Saved entries
★ ★ ★ ★ ★ ★ ★
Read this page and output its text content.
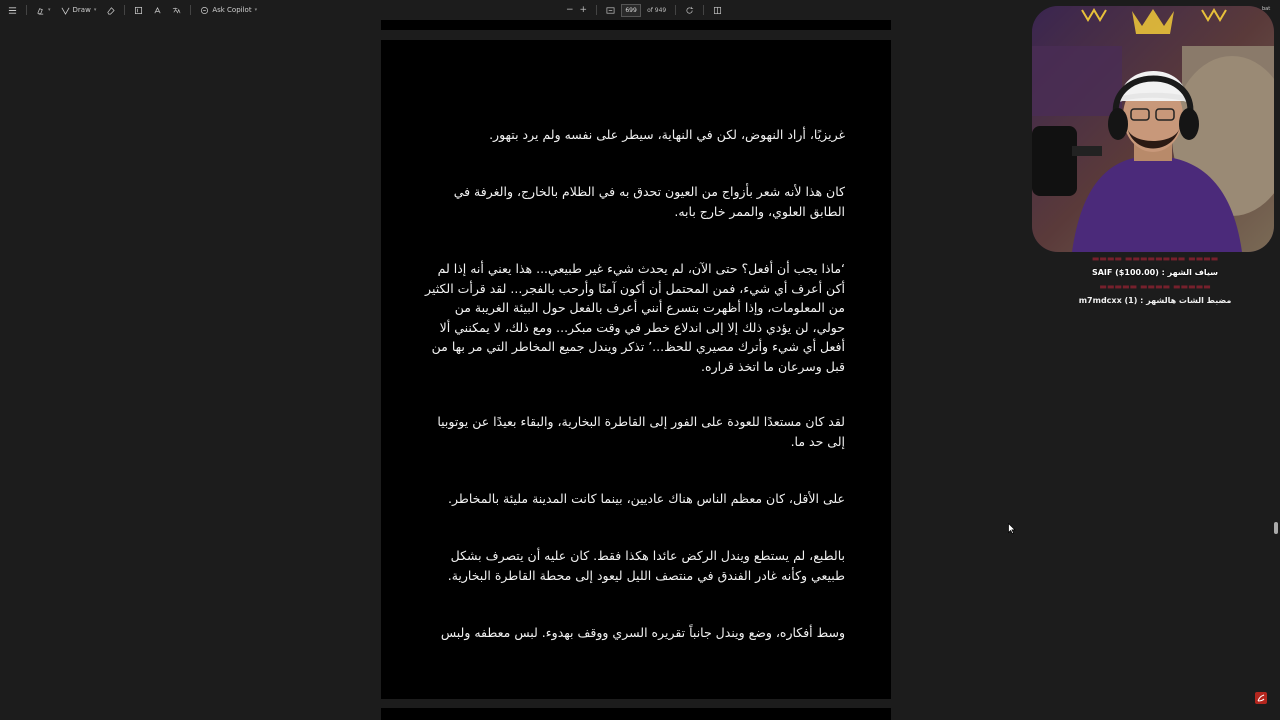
▾	Draw ▾	Ask Copilot ▾	− +	699 of 949

غريزيًا، أراد النهوض، لكن في النهاية، سيطر على نفسه ولم يرد بتهور.

كان هذا لأنه شعر بأزواج من العيون تحدق به في الظلام بالخارج، والغرفة في الطابق العلوي، والممر خارج بابه.

‘ماذا يجب أن أفعل؟ حتى الآن، لم يحدث شيء غير طبيعي... هذا يعني أنه إذا لم أكن أعرف أي شيء، فمن المحتمل أن أكون آمنًا وأرحب بالفجر... لقد قرأت الكثير من المعلومات، وإذا أظهرت بتسرع أنني أعرف بالفعل حول البيئة الغريبة من حولي، لن يؤدي ذلك إلا إلى اندلاع خطر في وقت مبكر... ومع ذلك، لا يمكنني ألا أفعل أي شيء وأترك مصيري للحظ...’ تذكر ويندل جميع المخاطر التي مر بها من قبل وسرعان ما اتخذ قراره.

لقد كان مستعدًا للعودة على الفور إلى القاطرة البخارية، والبقاء بعيدًا عن يوتوبيا إلى حد ما.

على الأقل، كان معظم الناس هناك عاديين، بينما كانت المدينة مليئة بالمخاطر.

بالطبع، لم يستطع ويندل الركض عائدا هكذا فقط. كان عليه أن يتصرف بشكل طبيعي وكأنه غادر الفندق في منتصف الليل ليعود إلى محطة القاطرة البخارية.

وسط أفكاره، وضع ويندل جانباً تقريره السري ووقف بهدوء. لبس معطفه ولبس

bat
▬▬▬▬ ▬▬▬▬▬▬▬▬ ▬▬▬▬
SAIF ($100.00) : سياف الشهر
▬▬▬▬▬ ▬▬▬▬ ▬▬▬▬▬
m7mdcxx (1) : مضبط الشات هالشهر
★ ★ ★ ★ ★ ★ ★
■ Goal
Scan the material above for the string "القاطرة" and return the lines that hold it.

■ Response below
لقد كان مستعدًا للعودة على الفور إلى القاطرة البخارية، والبقاء بعيدًا عن يوتوبيا إلى حد ما.
بالطبع، لم يستطع ويندل الركض عائدا هكذا فقط. كان عليه أن يتصرف بشكل طبيعي وكأنه غادر الفندق في منتصف الليل ليعود إلى محطة القاطرة البخارية.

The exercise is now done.